Exercise aim
Every record here needs to be written out again exactly.

Record excerpts
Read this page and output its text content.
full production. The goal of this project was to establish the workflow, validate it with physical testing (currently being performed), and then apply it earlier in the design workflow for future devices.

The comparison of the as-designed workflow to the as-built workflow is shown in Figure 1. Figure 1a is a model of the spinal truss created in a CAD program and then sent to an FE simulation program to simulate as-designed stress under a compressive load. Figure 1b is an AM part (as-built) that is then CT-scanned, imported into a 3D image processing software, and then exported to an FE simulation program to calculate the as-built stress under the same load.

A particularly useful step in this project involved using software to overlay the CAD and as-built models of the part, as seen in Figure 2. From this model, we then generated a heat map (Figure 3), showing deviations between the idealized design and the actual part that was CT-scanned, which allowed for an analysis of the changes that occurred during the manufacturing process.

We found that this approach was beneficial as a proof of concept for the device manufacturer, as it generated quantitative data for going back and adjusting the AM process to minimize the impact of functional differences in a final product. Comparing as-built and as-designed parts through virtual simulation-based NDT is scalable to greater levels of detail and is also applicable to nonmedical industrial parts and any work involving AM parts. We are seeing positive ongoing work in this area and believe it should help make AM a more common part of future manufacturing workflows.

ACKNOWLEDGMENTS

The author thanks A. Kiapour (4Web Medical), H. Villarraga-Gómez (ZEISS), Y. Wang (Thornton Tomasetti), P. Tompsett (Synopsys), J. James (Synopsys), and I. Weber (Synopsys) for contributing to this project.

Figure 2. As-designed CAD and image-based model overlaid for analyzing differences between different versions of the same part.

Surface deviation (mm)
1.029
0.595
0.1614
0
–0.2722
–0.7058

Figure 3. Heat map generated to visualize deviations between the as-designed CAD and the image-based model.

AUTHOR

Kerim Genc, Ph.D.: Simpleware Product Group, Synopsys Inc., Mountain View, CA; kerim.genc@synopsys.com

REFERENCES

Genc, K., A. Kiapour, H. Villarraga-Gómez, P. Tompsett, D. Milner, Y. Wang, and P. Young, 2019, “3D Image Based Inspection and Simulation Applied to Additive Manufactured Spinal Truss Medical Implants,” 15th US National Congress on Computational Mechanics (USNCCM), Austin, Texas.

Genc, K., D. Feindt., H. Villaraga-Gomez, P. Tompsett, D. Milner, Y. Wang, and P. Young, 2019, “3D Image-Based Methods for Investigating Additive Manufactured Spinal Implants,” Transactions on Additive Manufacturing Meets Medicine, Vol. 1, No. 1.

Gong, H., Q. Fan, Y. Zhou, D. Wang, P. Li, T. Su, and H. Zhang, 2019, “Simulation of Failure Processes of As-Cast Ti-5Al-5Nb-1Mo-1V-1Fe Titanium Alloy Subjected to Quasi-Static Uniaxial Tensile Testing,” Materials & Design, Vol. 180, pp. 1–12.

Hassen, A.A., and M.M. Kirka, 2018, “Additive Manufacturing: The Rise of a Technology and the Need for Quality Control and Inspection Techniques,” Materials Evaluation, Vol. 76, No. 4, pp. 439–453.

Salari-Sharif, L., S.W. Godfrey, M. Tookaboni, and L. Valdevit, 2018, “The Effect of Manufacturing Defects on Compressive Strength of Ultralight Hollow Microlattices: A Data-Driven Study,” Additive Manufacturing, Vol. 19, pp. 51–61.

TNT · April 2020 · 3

Expected answer
Read this page and output its text content.
full production. The goal of this project was to establish the workflow, validate it with physical testing (currently being performed), and then apply it earlier in the design workflow for future devices.

The comparison of the as-designed workflow to the as-built workflow is shown in Figure 1. Figure 1a is a model of the spinal truss created in a CAD program and then sent to an FE simulation program to simulate as-designed stress under a compressive load. Figure 1b is an AM part (as-built) that is then CT-scanned, imported into a 3D image processing software, and then exported to an FE simulation program to calculate the as-built stress under the same load.

A particularly useful step in this project involved using software to overlay the CAD and as-built models of the part, as seen in Figure 2. From this model, we then generated a heat map (Figure 3), showing deviations between the idealized design and the actual part that was CT-scanned, which allowed for an analysis of the changes that occurred during the manufacturing process.

We found that this approach was beneficial as a proof of concept for the device manufacturer, as it generated quantitative data for going back and adjusting the AM process to minimize the impact of functional differences in a final product. Comparing as-built and as-designed parts through virtual simulation-based NDT is scalable to greater levels of detail and is also applicable to nonmedical industrial parts and any work involving AM parts. We are seeing positive ongoing work in this area and believe it should help make AM a more common part of future manufacturing workflows.

ACKNOWLEDGMENTS

The author thanks A. Kiapour (4Web Medical), H. Villarraga-Gómez (ZEISS), Y. Wang (Thornton Tomasetti), P. Tompsett (Synopsys), J. James (Synopsys), and I. Weber (Synopsys) for contributing to this project.

Figure 2. As-designed CAD and image-based model overlaid for analyzing differences between different versions of the same part.

Surface deviation (mm)
1.029
0.595
0.1614
0
–0.2722
–0.7058

Figure 3. Heat map generated to visualize deviations between the as-designed CAD and the image-based model.

AUTHOR

Kerim Genc, Ph.D.: Simpleware Product Group, Synopsys Inc., Mountain View, CA; kerim.genc@synopsys.com

REFERENCES

Genc, K., A. Kiapour, H. Villarraga-Gómez, P. Tompsett, D. Milner, Y. Wang, and P. Young, 2019, “3D Image Based Inspection and Simulation Applied to Additive Manufactured Spinal Truss Medical Implants,” 15th US National Congress on Computational Mechanics (USNCCM), Austin, Texas.

Genc, K., D. Feindt., H. Villaraga-Gomez, P. Tompsett, D. Milner, Y. Wang, and P. Young, 2019, “3D Image-Based Methods for Investigating Additive Manufactured Spinal Implants,” Transactions on Additive Manufacturing Meets Medicine, Vol. 1, No. 1.

Gong, H., Q. Fan, Y. Zhou, D. Wang, P. Li, T. Su, and H. Zhang, 2019, “Simulation of Failure Processes of As-Cast Ti-5Al-5Nb-1Mo-1V-1Fe Titanium Alloy Subjected to Quasi-Static Uniaxial Tensile Testing,” Materials & Design, Vol. 180, pp. 1–12.

Hassen, A.A., and M.M. Kirka, 2018, “Additive Manufacturing: The Rise of a Technology and the Need for Quality Control and Inspection Techniques,” Materials Evaluation, Vol. 76, No. 4, pp. 439–453.

Salari-Sharif, L., S.W. Godfrey, M. Tookaboni, and L. Valdevit, 2018, “The Effect of Manufacturing Defects on Compressive Strength of Ultralight Hollow Microlattices: A Data-Driven Study,” Additive Manufacturing, Vol. 19, pp. 51–61.

TNT · April 2020 · 3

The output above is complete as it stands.